═══ EXERCISE MATERIAL

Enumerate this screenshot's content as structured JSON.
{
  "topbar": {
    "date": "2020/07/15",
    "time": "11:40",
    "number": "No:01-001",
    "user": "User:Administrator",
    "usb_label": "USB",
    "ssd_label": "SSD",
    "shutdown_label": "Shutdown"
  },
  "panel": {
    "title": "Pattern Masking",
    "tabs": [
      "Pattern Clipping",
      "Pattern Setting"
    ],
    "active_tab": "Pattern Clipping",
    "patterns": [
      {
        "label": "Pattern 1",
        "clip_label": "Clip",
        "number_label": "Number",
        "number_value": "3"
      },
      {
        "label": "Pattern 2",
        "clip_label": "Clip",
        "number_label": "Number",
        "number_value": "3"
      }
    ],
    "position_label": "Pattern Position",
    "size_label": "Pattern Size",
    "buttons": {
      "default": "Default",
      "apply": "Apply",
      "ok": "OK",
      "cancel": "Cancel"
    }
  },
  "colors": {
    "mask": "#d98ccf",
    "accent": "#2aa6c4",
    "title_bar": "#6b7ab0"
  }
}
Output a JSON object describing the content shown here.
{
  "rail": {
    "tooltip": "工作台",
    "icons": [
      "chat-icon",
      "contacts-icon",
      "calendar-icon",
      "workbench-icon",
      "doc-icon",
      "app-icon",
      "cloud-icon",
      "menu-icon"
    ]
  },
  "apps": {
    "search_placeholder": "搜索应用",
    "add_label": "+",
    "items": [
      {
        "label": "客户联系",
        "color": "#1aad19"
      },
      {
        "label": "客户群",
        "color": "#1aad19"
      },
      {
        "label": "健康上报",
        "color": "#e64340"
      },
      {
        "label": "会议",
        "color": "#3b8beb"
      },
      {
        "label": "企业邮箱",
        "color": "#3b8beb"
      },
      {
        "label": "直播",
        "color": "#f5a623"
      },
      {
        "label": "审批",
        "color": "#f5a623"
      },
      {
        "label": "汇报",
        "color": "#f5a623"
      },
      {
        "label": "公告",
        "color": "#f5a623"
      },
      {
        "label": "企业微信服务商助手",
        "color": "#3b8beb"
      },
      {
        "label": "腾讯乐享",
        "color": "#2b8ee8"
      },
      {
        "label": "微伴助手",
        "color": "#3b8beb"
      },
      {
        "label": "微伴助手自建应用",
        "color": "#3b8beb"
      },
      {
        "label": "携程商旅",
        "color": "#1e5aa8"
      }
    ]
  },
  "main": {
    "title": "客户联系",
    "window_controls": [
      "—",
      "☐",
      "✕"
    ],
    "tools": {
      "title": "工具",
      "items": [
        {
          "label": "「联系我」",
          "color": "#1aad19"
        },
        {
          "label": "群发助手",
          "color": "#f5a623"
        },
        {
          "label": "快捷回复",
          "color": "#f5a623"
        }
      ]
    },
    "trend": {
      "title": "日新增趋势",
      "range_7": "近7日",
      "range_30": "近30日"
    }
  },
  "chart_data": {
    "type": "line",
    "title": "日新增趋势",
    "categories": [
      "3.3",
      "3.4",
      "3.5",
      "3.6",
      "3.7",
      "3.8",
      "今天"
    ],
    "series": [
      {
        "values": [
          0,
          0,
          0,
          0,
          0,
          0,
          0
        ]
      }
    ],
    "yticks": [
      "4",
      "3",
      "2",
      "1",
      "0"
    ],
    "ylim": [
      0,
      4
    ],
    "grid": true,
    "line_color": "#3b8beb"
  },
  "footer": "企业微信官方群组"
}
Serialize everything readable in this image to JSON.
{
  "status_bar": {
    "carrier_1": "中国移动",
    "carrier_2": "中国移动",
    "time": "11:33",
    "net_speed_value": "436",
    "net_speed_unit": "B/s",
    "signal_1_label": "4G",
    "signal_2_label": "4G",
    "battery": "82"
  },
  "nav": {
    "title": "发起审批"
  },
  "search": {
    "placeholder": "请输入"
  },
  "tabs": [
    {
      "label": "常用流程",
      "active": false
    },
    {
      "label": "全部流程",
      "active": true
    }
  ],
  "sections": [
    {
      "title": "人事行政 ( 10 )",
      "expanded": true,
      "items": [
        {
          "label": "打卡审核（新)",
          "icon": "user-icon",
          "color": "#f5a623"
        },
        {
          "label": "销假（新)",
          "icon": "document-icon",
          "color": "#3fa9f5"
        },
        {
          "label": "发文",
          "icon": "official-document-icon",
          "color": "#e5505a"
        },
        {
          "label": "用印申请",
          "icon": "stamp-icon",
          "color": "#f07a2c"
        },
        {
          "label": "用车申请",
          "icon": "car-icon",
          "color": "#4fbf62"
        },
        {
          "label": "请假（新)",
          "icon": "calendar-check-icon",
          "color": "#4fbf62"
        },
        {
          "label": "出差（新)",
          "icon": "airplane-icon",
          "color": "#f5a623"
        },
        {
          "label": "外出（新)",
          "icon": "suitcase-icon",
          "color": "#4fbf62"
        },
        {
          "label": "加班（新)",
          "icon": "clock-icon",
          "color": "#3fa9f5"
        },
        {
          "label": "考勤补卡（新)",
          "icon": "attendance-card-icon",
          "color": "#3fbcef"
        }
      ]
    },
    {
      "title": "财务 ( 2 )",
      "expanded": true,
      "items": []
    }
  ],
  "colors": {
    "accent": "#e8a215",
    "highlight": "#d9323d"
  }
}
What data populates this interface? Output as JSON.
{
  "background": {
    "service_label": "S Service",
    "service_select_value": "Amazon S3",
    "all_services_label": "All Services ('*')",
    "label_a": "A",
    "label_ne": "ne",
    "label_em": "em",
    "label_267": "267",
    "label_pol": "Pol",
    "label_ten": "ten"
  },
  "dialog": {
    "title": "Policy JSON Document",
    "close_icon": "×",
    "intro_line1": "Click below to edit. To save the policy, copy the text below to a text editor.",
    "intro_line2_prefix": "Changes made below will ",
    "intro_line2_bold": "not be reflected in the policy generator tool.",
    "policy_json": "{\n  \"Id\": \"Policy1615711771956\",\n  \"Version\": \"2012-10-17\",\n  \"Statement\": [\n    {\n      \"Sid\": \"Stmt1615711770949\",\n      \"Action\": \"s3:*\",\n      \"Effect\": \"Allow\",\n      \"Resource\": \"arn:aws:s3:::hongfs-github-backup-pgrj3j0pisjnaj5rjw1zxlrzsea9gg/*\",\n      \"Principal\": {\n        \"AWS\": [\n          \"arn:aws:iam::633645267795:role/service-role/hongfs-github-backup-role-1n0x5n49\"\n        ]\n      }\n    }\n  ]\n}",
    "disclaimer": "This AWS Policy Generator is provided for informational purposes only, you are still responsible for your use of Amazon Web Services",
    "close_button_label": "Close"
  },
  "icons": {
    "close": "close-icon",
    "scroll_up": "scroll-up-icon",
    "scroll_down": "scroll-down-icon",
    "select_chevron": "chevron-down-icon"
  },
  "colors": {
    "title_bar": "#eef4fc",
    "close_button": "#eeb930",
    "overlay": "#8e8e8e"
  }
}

══════

■ DIRECTIONS FOR THIS TASK ■
Extract every line above exactly as it stands.

■ OUTPUT OF THE EXERCISE ■
Enumerate this screenshot's content as structured JSON.
{
  "topbar": {
    "date": "2020/07/15",
    "time": "11:40",
    "number": "No:01-001",
    "user": "User:Administrator",
    "usb_label": "USB",
    "ssd_label": "SSD",
    "shutdown_label": "Shutdown"
  },
  "panel": {
    "title": "Pattern Masking",
    "tabs": [
      "Pattern Clipping",
      "Pattern Setting"
    ],
    "active_tab": "Pattern Clipping",
    "patterns": [
      {
        "label": "Pattern 1",
        "clip_label": "Clip",
        "number_label": "Number",
        "number_value": "3"
      },
      {
        "label": "Pattern 2",
        "clip_label": "Clip",
        "number_label": "Number",
        "number_value": "3"
      }
    ],
    "position_label": "Pattern Position",
    "size_label": "Pattern Size",
    "buttons": {
      "default": "Default",
      "apply": "Apply",
      "ok": "OK",
      "cancel": "Cancel"
    }
  },
  "colors": {
    "mask": "#d98ccf",
    "accent": "#2aa6c4",
    "title_bar": "#6b7ab0"
  }
}
Output a JSON object describing the content shown here.
{
  "rail": {
    "tooltip": "工作台",
    "icons": [
      "chat-icon",
      "contacts-icon",
      "calendar-icon",
      "workbench-icon",
      "doc-icon",
      "app-icon",
      "cloud-icon",
      "menu-icon"
    ]
  },
  "apps": {
    "search_placeholder": "搜索应用",
    "add_label": "+",
    "items": [
      {
        "label": "客户联系",
        "color": "#1aad19"
      },
      {
        "label": "客户群",
        "color": "#1aad19"
      },
      {
        "label": "健康上报",
        "color": "#e64340"
      },
      {
        "label": "会议",
        "color": "#3b8beb"
      },
      {
        "label": "企业邮箱",
        "color": "#3b8beb"
      },
      {
        "label": "直播",
        "color": "#f5a623"
      },
      {
        "label": "审批",
        "color": "#f5a623"
      },
      {
        "label": "汇报",
        "color": "#f5a623"
      },
      {
        "label": "公告",
        "color": "#f5a623"
      },
      {
        "label": "企业微信服务商助手",
        "color": "#3b8beb"
      },
      {
        "label": "腾讯乐享",
        "color": "#2b8ee8"
      },
      {
        "label": "微伴助手",
        "color": "#3b8beb"
      },
      {
        "label": "微伴助手自建应用",
        "color": "#3b8beb"
      },
      {
        "label": "携程商旅",
        "color": "#1e5aa8"
      }
    ]
  },
  "main": {
    "title": "客户联系",
    "window_controls": [
      "—",
      "☐",
      "✕"
    ],
    "tools": {
      "title": "工具",
      "items": [
        {
          "label": "「联系我」",
          "color": "#1aad19"
        },
        {
          "label": "群发助手",
          "color": "#f5a623"
        },
        {
          "label": "快捷回复",
          "color": "#f5a623"
        }
      ]
    },
    "trend": {
      "title": "日新增趋势",
      "range_7": "近7日",
      "range_30": "近30日"
    }
  },
  "chart_data": {
    "type": "line",
    "title": "日新增趋势",
    "categories": [
      "3.3",
      "3.4",
      "3.5",
      "3.6",
      "3.7",
      "3.8",
      "今天"
    ],
    "series": [
      {
        "values": [
          0,
          0,
          0,
          0,
          0,
          0,
          0
        ]
      }
    ],
    "yticks": [
      "4",
      "3",
      "2",
      "1",
      "0"
    ],
    "ylim": [
      0,
      4
    ],
    "grid": true,
    "line_color": "#3b8beb"
  },
  "footer": "企业微信官方群组"
}
Serialize everything readable in this image to JSON.
{
  "status_bar": {
    "carrier_1": "中国移动",
    "carrier_2": "中国移动",
    "time": "11:33",
    "net_speed_value": "436",
    "net_speed_unit": "B/s",
    "signal_1_label": "4G",
    "signal_2_label": "4G",
    "battery": "82"
  },
  "nav": {
    "title": "发起审批"
  },
  "search": {
    "placeholder": "请输入"
  },
  "tabs": [
    {
      "label": "常用流程",
      "active": false
    },
    {
      "label": "全部流程",
      "active": true
    }
  ],
  "sections": [
    {
      "title": "人事行政 ( 10 )",
      "expanded": true,
      "items": [
        {
          "label": "打卡审核（新)",
          "icon": "user-icon",
          "color": "#f5a623"
        },
        {
          "label": "销假（新)",
          "icon": "document-icon",
          "color": "#3fa9f5"
        },
        {
          "label": "发文",
          "icon": "official-document-icon",
          "color": "#e5505a"
        },
        {
          "label": "用印申请",
          "icon": "stamp-icon",
          "color": "#f07a2c"
        },
        {
          "label": "用车申请",
          "icon": "car-icon",
          "color": "#4fbf62"
        },
        {
          "label": "请假（新)",
          "icon": "calendar-check-icon",
          "color": "#4fbf62"
        },
        {
          "label": "出差（新)",
          "icon": "airplane-icon",
          "color": "#f5a623"
        },
        {
          "label": "外出（新)",
          "icon": "suitcase-icon",
          "color": "#4fbf62"
        },
        {
          "label": "加班（新)",
          "icon": "clock-icon",
          "color": "#3fa9f5"
        },
        {
          "label": "考勤补卡（新)",
          "icon": "attendance-card-icon",
          "color": "#3fbcef"
        }
      ]
    },
    {
      "title": "财务 ( 2 )",
      "expanded": true,
      "items": []
    }
  ],
  "colors": {
    "accent": "#e8a215",
    "highlight": "#d9323d"
  }
}
What data populates this interface? Output as JSON.
{
  "background": {
    "service_label": "S Service",
    "service_select_value": "Amazon S3",
    "all_services_label": "All Services ('*')",
    "label_a": "A",
    "label_ne": "ne",
    "label_em": "em",
    "label_267": "267",
    "label_pol": "Pol",
    "label_ten": "ten"
  },
  "dialog": {
    "title": "Policy JSON Document",
    "close_icon": "×",
    "intro_line1": "Click below to edit. To save the policy, copy the text below to a text editor.",
    "intro_line2_prefix": "Changes made below will ",
    "intro_line2_bold": "not be reflected in the policy generator tool.",
    "policy_json": "{\n  \"Id\": \"Policy1615711771956\",\n  \"Version\": \"2012-10-17\",\n  \"Statement\": [\n    {\n      \"Sid\": \"Stmt1615711770949\",\n      \"Action\": \"s3:*\",\n      \"Effect\": \"Allow\",\n      \"Resource\": \"arn:aws:s3:::hongfs-github-backup-pgrj3j0pisjnaj5rjw1zxlrzsea9gg/*\",\n      \"Principal\": {\n        \"AWS\": [\n          \"arn:aws:iam::633645267795:role/service-role/hongfs-github-backup-role-1n0x5n49\"\n        ]\n      }\n    }\n  ]\n}",
    "disclaimer": "This AWS Policy Generator is provided for informational purposes only, you are still responsible for your use of Amazon Web Services",
    "close_button_label": "Close"
  },
  "icons": {
    "close": "close-icon",
    "scroll_up": "scroll-up-icon",
    "scroll_down": "scroll-down-icon",
    "select_chevron": "chevron-down-icon"
  },
  "colors": {
    "title_bar": "#eef4fc",
    "close_button": "#eeb930",
    "overlay": "#8e8e8e"
  }
}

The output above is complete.